*EXERCISE*.
What follows is a set of records; repeat all of them exactly.

*GIVEN ENTRIES*.
--- start ---

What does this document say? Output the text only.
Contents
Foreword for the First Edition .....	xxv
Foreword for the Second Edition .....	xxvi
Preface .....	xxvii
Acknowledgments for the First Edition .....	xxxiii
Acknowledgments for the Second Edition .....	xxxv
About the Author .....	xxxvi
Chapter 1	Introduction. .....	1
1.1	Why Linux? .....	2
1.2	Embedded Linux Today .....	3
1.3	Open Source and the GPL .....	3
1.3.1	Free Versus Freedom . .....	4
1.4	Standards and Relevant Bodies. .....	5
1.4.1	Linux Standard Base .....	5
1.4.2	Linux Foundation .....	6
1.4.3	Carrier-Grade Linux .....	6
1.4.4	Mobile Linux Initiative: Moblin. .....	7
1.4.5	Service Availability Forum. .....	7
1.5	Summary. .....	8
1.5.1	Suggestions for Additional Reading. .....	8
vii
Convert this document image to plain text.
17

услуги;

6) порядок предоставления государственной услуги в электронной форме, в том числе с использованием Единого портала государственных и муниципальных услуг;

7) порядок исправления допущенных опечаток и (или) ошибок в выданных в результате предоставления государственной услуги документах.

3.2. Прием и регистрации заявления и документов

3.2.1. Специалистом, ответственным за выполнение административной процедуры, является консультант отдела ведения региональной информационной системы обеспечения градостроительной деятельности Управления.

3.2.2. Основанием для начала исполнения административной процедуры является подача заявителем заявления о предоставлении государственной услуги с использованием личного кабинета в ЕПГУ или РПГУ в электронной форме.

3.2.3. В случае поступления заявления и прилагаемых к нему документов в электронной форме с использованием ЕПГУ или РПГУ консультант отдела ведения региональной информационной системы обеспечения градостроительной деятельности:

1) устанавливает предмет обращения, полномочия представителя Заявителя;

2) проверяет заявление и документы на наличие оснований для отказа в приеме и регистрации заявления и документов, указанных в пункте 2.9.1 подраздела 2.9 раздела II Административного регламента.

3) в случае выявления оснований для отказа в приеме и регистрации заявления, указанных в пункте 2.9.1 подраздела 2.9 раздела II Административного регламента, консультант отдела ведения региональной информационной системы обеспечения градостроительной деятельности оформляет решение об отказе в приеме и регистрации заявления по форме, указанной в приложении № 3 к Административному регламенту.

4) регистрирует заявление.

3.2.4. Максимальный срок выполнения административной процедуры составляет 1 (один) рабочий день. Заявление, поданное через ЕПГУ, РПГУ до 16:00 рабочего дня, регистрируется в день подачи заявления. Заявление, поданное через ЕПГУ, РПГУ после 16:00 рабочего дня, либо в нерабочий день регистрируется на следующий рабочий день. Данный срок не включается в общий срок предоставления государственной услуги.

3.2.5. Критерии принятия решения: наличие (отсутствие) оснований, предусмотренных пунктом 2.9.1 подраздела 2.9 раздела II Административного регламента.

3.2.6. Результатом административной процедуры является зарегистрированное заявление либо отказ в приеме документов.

--- end ---

*ANSWER*.
What does this document say? Output the text only.
Contents
Foreword for the First Edition .....	xxv
Foreword for the Second Edition .....	xxvi
Preface .....	xxvii
Acknowledgments for the First Edition .....	xxxiii
Acknowledgments for the Second Edition .....	xxxv
About the Author .....	xxxvi
Chapter 1	Introduction. .....	1
1.1	Why Linux? .....	2
1.2	Embedded Linux Today .....	3
1.3	Open Source and the GPL .....	3
1.3.1	Free Versus Freedom . .....	4
1.4	Standards and Relevant Bodies. .....	5
1.4.1	Linux Standard Base .....	5
1.4.2	Linux Foundation .....	6
1.4.3	Carrier-Grade Linux .....	6
1.4.4	Mobile Linux Initiative: Moblin. .....	7
1.4.5	Service Availability Forum. .....	7
1.5	Summary. .....	8
1.5.1	Suggestions for Additional Reading. .....	8
vii
Convert this document image to plain text.
17

услуги;

6) порядок предоставления государственной услуги в электронной форме, в том числе с использованием Единого портала государственных и муниципальных услуг;

7) порядок исправления допущенных опечаток и (или) ошибок в выданных в результате предоставления государственной услуги документах.

3.2. Прием и регистрации заявления и документов

3.2.1. Специалистом, ответственным за выполнение административной процедуры, является консультант отдела ведения региональной информационной системы обеспечения градостроительной деятельности Управления.

3.2.2. Основанием для начала исполнения административной процедуры является подача заявителем заявления о предоставлении государственной услуги с использованием личного кабинета в ЕПГУ или РПГУ в электронной форме.

3.2.3. В случае поступления заявления и прилагаемых к нему документов в электронной форме с использованием ЕПГУ или РПГУ консультант отдела ведения региональной информационной системы обеспечения градостроительной деятельности:

1) устанавливает предмет обращения, полномочия представителя Заявителя;

2) проверяет заявление и документы на наличие оснований для отказа в приеме и регистрации заявления и документов, указанных в пункте 2.9.1 подраздела 2.9 раздела II Административного регламента.

3) в случае выявления оснований для отказа в приеме и регистрации заявления, указанных в пункте 2.9.1 подраздела 2.9 раздела II Административного регламента, консультант отдела ведения региональной информационной системы обеспечения градостроительной деятельности оформляет решение об отказе в приеме и регистрации заявления по форме, указанной в приложении № 3 к Административному регламенту.

4) регистрирует заявление.

3.2.4. Максимальный срок выполнения административной процедуры составляет 1 (один) рабочий день. Заявление, поданное через ЕПГУ, РПГУ до 16:00 рабочего дня, регистрируется в день подачи заявления. Заявление, поданное через ЕПГУ, РПГУ после 16:00 рабочего дня, либо в нерабочий день регистрируется на следующий рабочий день. Данный срок не включается в общий срок предоставления государственной услуги.

3.2.5. Критерии принятия решения: наличие (отсутствие) оснований, предусмотренных пунктом 2.9.1 подраздела 2.9 раздела II Административного регламента.

3.2.6. Результатом административной процедуры является зарегистрированное заявление либо отказ в приеме документов.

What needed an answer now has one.